> **PROBLEM REQUIREMENTS**
Skip every picture, then write out exactly the lines of the listing below from the line that contains "Read out every word on this page." through the final line.

> **INFORMATION SUPPLIED**
....................
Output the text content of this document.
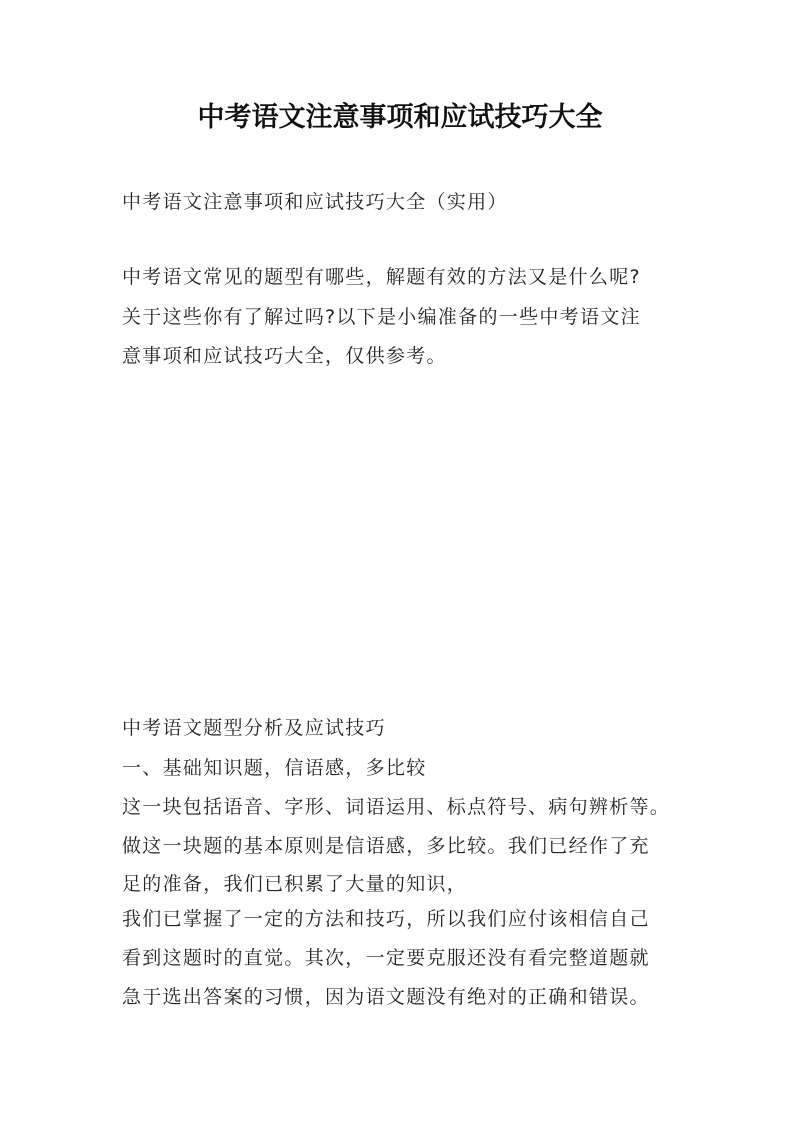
中考语文注意事项和应试技巧大全
中考语文注意事项和应试技巧大全（实用）
中考语文常见的题型有哪些，解题有效的方法又是什么呢?
关于这些你有了解过吗?以下是小编准备的一些中考语文注
意事项和应试技巧大全，仅供参考。
中考语文题型分析及应试技巧
一、基础知识题，信语感，多比较
这一块包括语音、字形、词语运用、标点符号、病句辨析等。
做这一块题的基本原则是信语感，多比较。我们已经作了充
足的准备，我们已积累了大量的知识，
我们已掌握了一定的方法和技巧，所以我们应付该相信自己
看到这题时的直觉。其次，一定要克服还没有看完整道题就
急于选出答案的习惯，因为语文题没有绝对的正确和错误。
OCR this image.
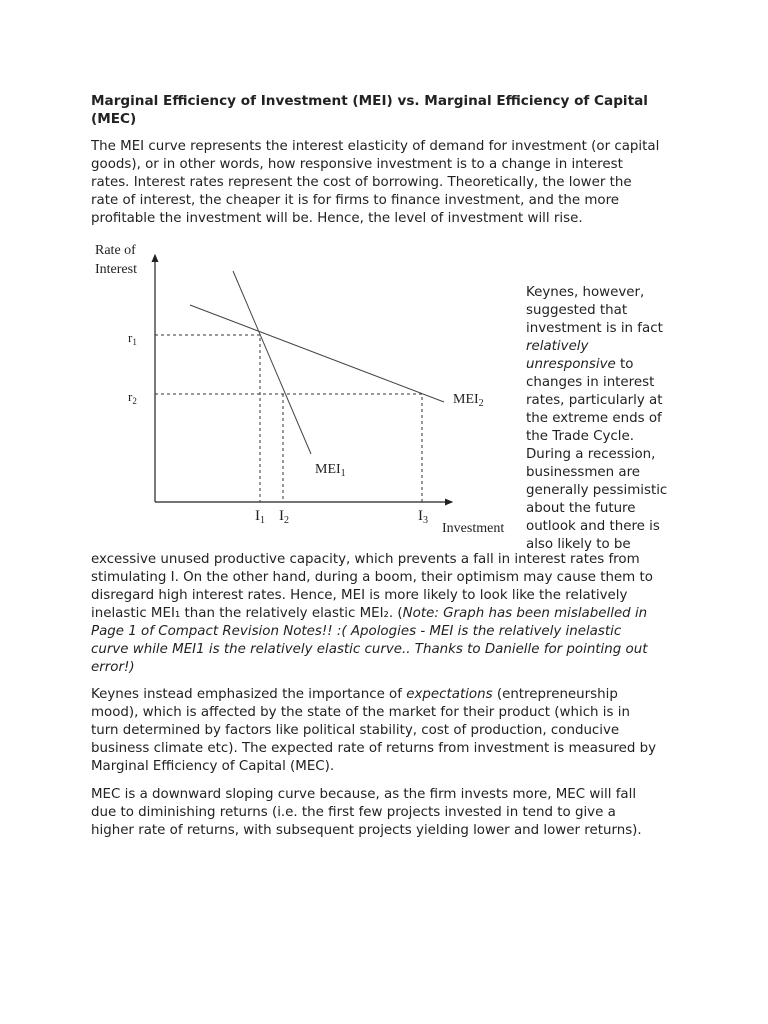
Marginal Efficiency of Investment (MEI) vs. Marginal Efficiency of Capital
(MEC)
The MEI curve represents the interest elasticity of demand for investment (or capital
goods), or in other words, how responsive investment is to a change in interest
rates. Interest rates represent the cost of borrowing. Theoretically, the lower the
rate of interest, the cheaper it is for firms to finance investment, and the more
profitable the investment will be. Hence, the level of investment will rise.
Rate of
Interest
Investment
$r_1$
$r_2$
$I_1$ $I_2$	$I_3$
$MEI_1$
$MEI_2$
Keynes, however,
suggested that
investment is in fact
relatively
unresponsive to
changes in interest
rates, particularly at
the extreme ends of
the Trade Cycle.
During a recession,
businessmen are
generally pessimistic
about the future
outlook and there is
also likely to be
excessive unused productive capacity, which prevents a fall in interest rates from
stimulating I. On the other hand, during a boom, their optimism may cause them to
disregard high interest rates. Hence, MEI is more likely to look like the relatively
inelastic MEI₁ than the relatively elastic MEI₂. (Note: Graph has been mislabelled in
Page 1 of Compact Revision Notes!! :( Apologies - MEI is the relatively inelastic
curve while MEI1 is the relatively elastic curve.. Thanks to Danielle for pointing out
error!)
Keynes instead emphasized the importance of expectations (entrepreneurship
mood), which is affected by the state of the market for their product (which is in
turn determined by factors like political stability, cost of production, conducive
business climate etc). The expected rate of returns from investment is measured by
Marginal Efficiency of Capital (MEC).
MEC is a downward sloping curve because, as the firm invests more, MEC will fall
due to diminishing returns (i.e. the first few projects invested in tend to give a
higher rate of returns, with subsequent projects yielding lower and lower returns).
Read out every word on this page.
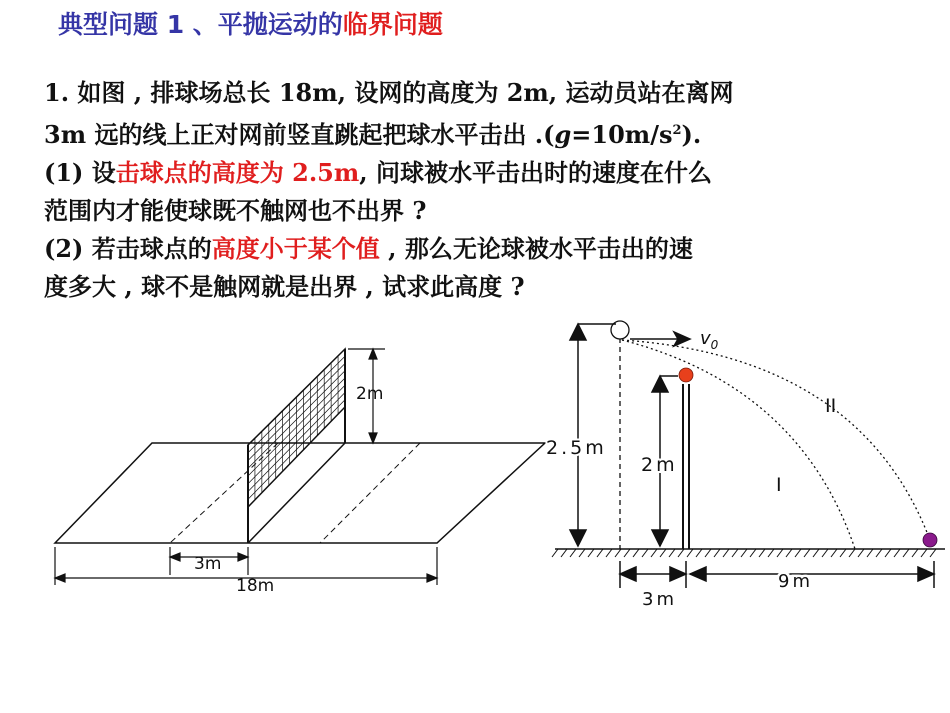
典型问题 1 、平抛运动的临界问题
1. 如图 , 排球场总长 18m, 设网的高度为 2m, 运动员站在离网
3m 远的线上正对网前竖直跳起把球水平击出 $.(g=10m/s^2)$.
(1) 设击球点的高度为 2.5m, 问球被水平击出时的速度在什么
范围内才能使球既不触网也不出界 ?
(2) 若击球点的高度小于某个值 , 那么无论球被水平击出的速
度多大 , 球不是触网就是出界 , 试求此高度 ?
2m
3m
18m
2.5m
2m
$v_0$
I
II
3m
9m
....................
> **WORKED SOLUTION**
Read out every word on this page.
典型问题 1 、平抛运动的临界问题
1. 如图 , 排球场总长 18m, 设网的高度为 2m, 运动员站在离网
3m 远的线上正对网前竖直跳起把球水平击出 $.(g=10m/s^2)$.
(1) 设击球点的高度为 2.5m, 问球被水平击出时的速度在什么
范围内才能使球既不触网也不出界 ?
(2) 若击球点的高度小于某个值 , 那么无论球被水平击出的速
度多大 , 球不是触网就是出界 , 试求此高度 ?
2m
3m
18m
2.5m
2m
$v_0$
I
II
3m
9m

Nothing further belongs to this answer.